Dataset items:
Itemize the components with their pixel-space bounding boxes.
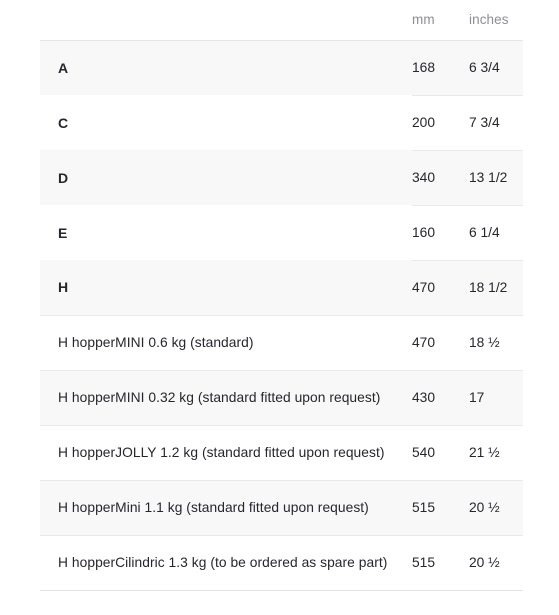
cell-dimension-label: H hopperMINI 0.6 kg (standard) (40, 314, 412, 370)
cell-value-mm: 515 (412, 534, 467, 591)
table-row: H 470 18 1/2 (40, 259, 523, 315)
cell-dimension-label: H hopperMINI 0.32 kg (standard fitted up… (40, 369, 412, 425)
column-header-label (40, 0, 412, 41)
cell-dimension-label: D (40, 150, 412, 205)
cell-dimension-label: H (40, 260, 412, 315)
cell-value-mm: 540 (412, 424, 467, 480)
cell-value-inches: 20 ½ (467, 534, 523, 591)
cell-value-inches: 18 1/2 (467, 259, 523, 315)
cell-value-mm: 515 (412, 479, 467, 535)
cell-value-mm: 160 (412, 204, 467, 260)
cell-value-mm: 430 (412, 369, 467, 425)
cell-value-inches: 13 1/2 (467, 149, 523, 205)
cell-value-inches: 20 ½ (467, 479, 523, 535)
table-row: E 160 6 1/4 (40, 204, 523, 260)
column-header-inches: inches (467, 0, 523, 41)
cell-value-inches: 6 3/4 (467, 40, 523, 95)
table-row: D 340 13 1/2 (40, 149, 523, 205)
cell-value-inches: 7 3/4 (467, 94, 523, 150)
cell-value-mm: 470 (412, 259, 467, 315)
table-header: mm inches (40, 0, 523, 41)
table-header-row: mm inches (40, 0, 523, 41)
cell-dimension-label: C (40, 95, 412, 150)
table-row: C 200 7 3/4 (40, 94, 523, 150)
cell-value-mm: 340 (412, 149, 467, 205)
table-body: A 168 6 3/4 C 200 7 3/4 D 340 13 1/2 E 160 6 1/4 H 47… (40, 40, 523, 591)
cell-value-mm: 168 (412, 40, 467, 95)
cell-dimension-label: A (40, 40, 412, 95)
table-row: A 168 6 3/4 (40, 40, 523, 95)
column-header-mm: mm (412, 0, 467, 41)
cell-value-inches: 6 1/4 (467, 204, 523, 260)
table-row: H hopperMini 1.1 kg (standard fitted upo… (40, 479, 523, 535)
cell-value-inches: 17 (467, 369, 523, 425)
specifications-table-container: mm inches A 168 6 3/4 C 200 7 3/4 D 340 13 1/2 E 1… (40, 0, 523, 591)
cell-dimension-label: H hopperJOLLY 1.2 kg (standard fitted up… (40, 424, 412, 480)
cell-dimension-label: H hopperMini 1.1 kg (standard fitted upo… (40, 479, 412, 535)
table-row: H hopperMINI 0.32 kg (standard fitted up… (40, 369, 523, 425)
cell-dimension-label: H hopperCilindric 1.3 kg (to be ordered … (40, 534, 412, 591)
specifications-table: mm inches A 168 6 3/4 C 200 7 3/4 D 340 13 1/2 E 1… (40, 0, 523, 591)
cell-value-inches: 21 ½ (467, 424, 523, 480)
cell-value-mm: 200 (412, 94, 467, 150)
cell-dimension-label: E (40, 205, 412, 260)
cell-value-inches: 18 ½ (467, 314, 523, 370)
table-row: H hopperJOLLY 1.2 kg (standard fitted up… (40, 424, 523, 480)
cell-value-mm: 470 (412, 314, 467, 370)
table-row: H hopperCilindric 1.3 kg (to be ordered … (40, 534, 523, 591)
table-row: H hopperMINI 0.6 kg (standard) 470 18 ½ (40, 314, 523, 370)
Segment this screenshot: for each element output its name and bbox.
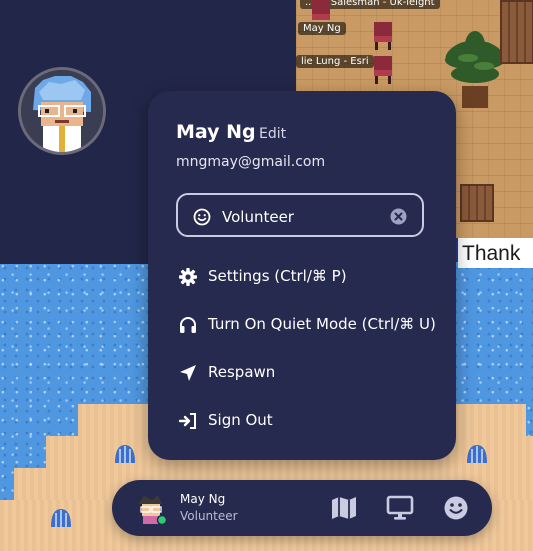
beach-chair: [51, 509, 71, 527]
smile-icon: [193, 208, 211, 226]
board-text: Thank: [462, 242, 521, 265]
menu-item-label: Settings (Ctrl/⌘ P): [208, 267, 347, 285]
profile-user-name: May Ng: [176, 121, 256, 143]
menu-item-label: Respawn: [208, 363, 276, 381]
location-arrow-icon: [180, 365, 196, 381]
sign-out-icon: [178, 413, 196, 429]
player-name-tag: lie Lung - Esri: [296, 55, 374, 68]
online-status-dot: [156, 514, 168, 526]
avatar-sprite-icon: [21, 70, 103, 152]
beach-chair: [467, 445, 487, 463]
status-value: Volunteer: [222, 208, 294, 226]
user-avatar-button[interactable]: [134, 492, 168, 526]
map-icon[interactable]: [330, 494, 358, 522]
menu-item-label: Turn On Quiet Mode (Ctrl/⌘ U): [208, 315, 436, 333]
chair: [374, 56, 392, 84]
profile-menu-popup: May Ng Edit mngmay@gmail.com Volunteer S…: [148, 91, 456, 460]
clear-circle-icon[interactable]: [390, 208, 407, 225]
wooden-crate: [500, 0, 533, 64]
headphones-icon: [180, 317, 196, 333]
chair: [374, 22, 392, 50]
beach-chair: [115, 445, 135, 463]
menu-item-settings[interactable]: Settings (Ctrl/⌘ P): [178, 265, 438, 289]
menu-item-sign-out[interactable]: Sign Out: [178, 409, 438, 433]
wooden-crate: [460, 184, 494, 222]
bottom-bar-user-status: Volunteer: [180, 509, 238, 523]
profile-email: mngmay@gmail.com: [176, 154, 326, 170]
status-input[interactable]: Volunteer: [176, 193, 424, 237]
menu-item-label: Sign Out: [208, 411, 273, 429]
water-area: [526, 404, 533, 436]
edit-name-link[interactable]: Edit: [259, 126, 286, 142]
gear-icon: [179, 268, 197, 286]
bottom-bar-user-name: May Ng: [180, 492, 226, 506]
chair: [312, 0, 330, 20]
bottom-toolbar: May Ng Volunteer: [112, 480, 492, 536]
emote-icon[interactable]: [442, 494, 470, 522]
player-avatar[interactable]: [18, 67, 106, 155]
menu-item-quiet-mode[interactable]: Turn On Quiet Mode (Ctrl/⌘ U): [178, 313, 438, 337]
screen-share-icon[interactable]: [386, 494, 414, 522]
menu-item-respawn[interactable]: Respawn: [178, 361, 438, 385]
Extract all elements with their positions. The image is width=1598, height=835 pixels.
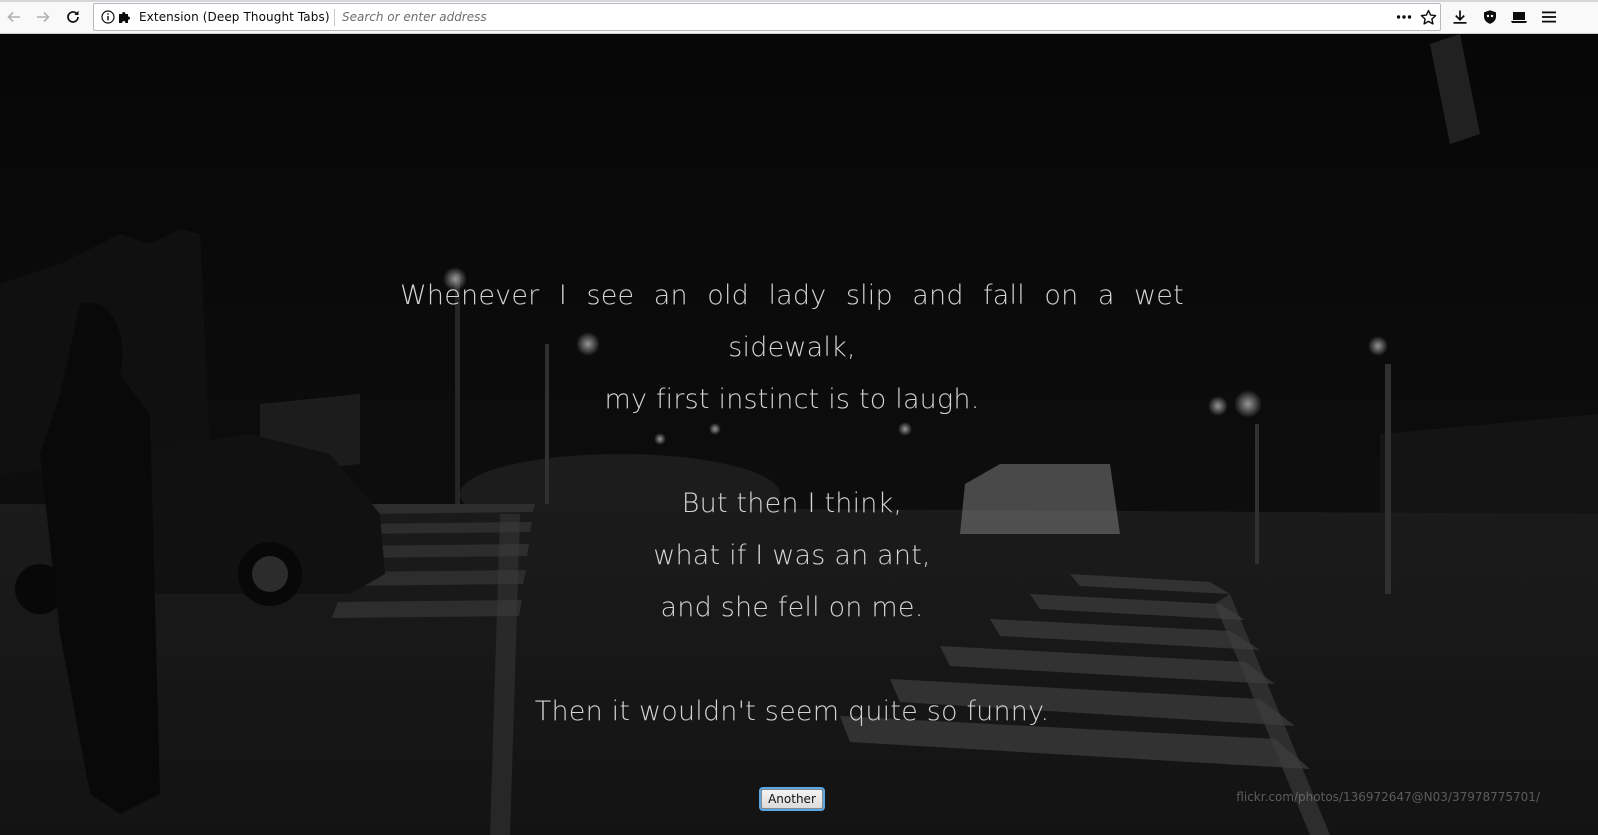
sync-tabs-button[interactable] — [1507, 4, 1531, 30]
quote-word: on — [1044, 280, 1079, 311]
arrow-left-icon — [7, 11, 20, 23]
reload-icon — [67, 10, 79, 23]
photo-credit[interactable]: flickr.com/photos/136972647@N03/37978775… — [1236, 790, 1540, 804]
browser-toolbar: Extension (Deep Thought Tabs) — [0, 0, 1598, 34]
quote-word: and — [912, 280, 964, 311]
puzzle-piece-icon — [119, 12, 130, 23]
quote-line-3: my first instinct is to laugh. — [604, 384, 980, 415]
quote-word: fall — [983, 280, 1025, 311]
quote-word: wet — [1134, 280, 1184, 311]
quote-line-4: But then I think, — [681, 488, 903, 519]
download-icon — [1453, 10, 1467, 24]
page-actions-button[interactable] — [1394, 8, 1414, 26]
identity-label[interactable]: Extension (Deep Thought Tabs) — [139, 10, 330, 24]
quote-line-2: sidewalk, — [728, 332, 856, 363]
quote-word: a — [1097, 280, 1115, 311]
shield-icon — [1484, 10, 1496, 24]
address-input[interactable] — [342, 7, 1382, 27]
downloads-button[interactable] — [1448, 4, 1472, 30]
new-tab-page: Whenever Isee an old lady slip and fall on a wet s… — [0, 34, 1598, 835]
back-button[interactable] — [2, 4, 26, 30]
quote-gap — [400, 634, 1184, 686]
quote-line-5: what if I was an ant, — [653, 540, 931, 571]
quote-word: lady — [768, 280, 827, 311]
identity-separator — [334, 9, 335, 26]
extension-shield-button[interactable] — [1478, 4, 1502, 30]
another-button[interactable]: Another — [761, 789, 823, 809]
quote-text: Whenever Isee an old lady slip and fall on a wet s… — [400, 270, 1184, 738]
quote-word: Whenever — [400, 280, 540, 311]
forward-button[interactable] — [31, 4, 55, 30]
quote-word: I — [558, 280, 568, 311]
quote-line-7: Then it wouldn't seem quite so funny. — [534, 696, 1050, 727]
arrow-right-icon — [37, 11, 50, 23]
quote-line-6: and she fell on me. — [660, 592, 924, 623]
hamburger-menu-icon — [1542, 11, 1556, 23]
tab-strip-edge — [0, 0, 1598, 2]
quote-word: an — [653, 280, 688, 311]
reload-button[interactable] — [61, 4, 85, 30]
quote-word: old — [707, 280, 750, 311]
star-icon — [1420, 9, 1436, 25]
quote-gap — [400, 426, 1184, 478]
quote-word: slip — [845, 280, 893, 311]
info-icon[interactable] — [101, 10, 115, 24]
laptop-icon — [1511, 12, 1527, 23]
quote-word: see — [586, 280, 635, 311]
bookmark-star-button[interactable] — [1418, 8, 1438, 26]
quote-line-1: Whenever Isee an old lady slip and fall on a wet — [400, 270, 1184, 322]
more-horizontal-icon — [1396, 15, 1412, 19]
address-bar[interactable]: Extension (Deep Thought Tabs) — [93, 3, 1441, 31]
menu-button[interactable] — [1537, 4, 1561, 30]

- **Task to carry out**: Copy out the lines from the one containing "cell-dimension-label: H hopperMINI 0.6" through the one containing "cell-value-inches: 20 ½ (467, 479, 523, 535)", keeping every character unchanged.

- **Solution to the exercise**:
cell-dimension-label: H hopperMINI 0.6 kg (standard) (40, 314, 412, 370)
cell-value-mm: 515 (412, 534, 467, 591)
table-row: H 470 18 1/2 (40, 259, 523, 315)
cell-dimension-label: H hopperMINI 0.32 kg (standard fitted up… (40, 369, 412, 425)
column-header-label (40, 0, 412, 41)
cell-dimension-label: D (40, 150, 412, 205)
cell-dimension-label: H (40, 260, 412, 315)
cell-value-mm: 540 (412, 424, 467, 480)
cell-value-inches: 20 ½ (467, 534, 523, 591)
cell-value-inches: 18 1/2 (467, 259, 523, 315)
cell-value-mm: 515 (412, 479, 467, 535)
cell-value-mm: 160 (412, 204, 467, 260)
cell-value-mm: 430 (412, 369, 467, 425)
cell-value-inches: 13 1/2 (467, 149, 523, 205)
cell-value-inches: 20 ½ (467, 479, 523, 535)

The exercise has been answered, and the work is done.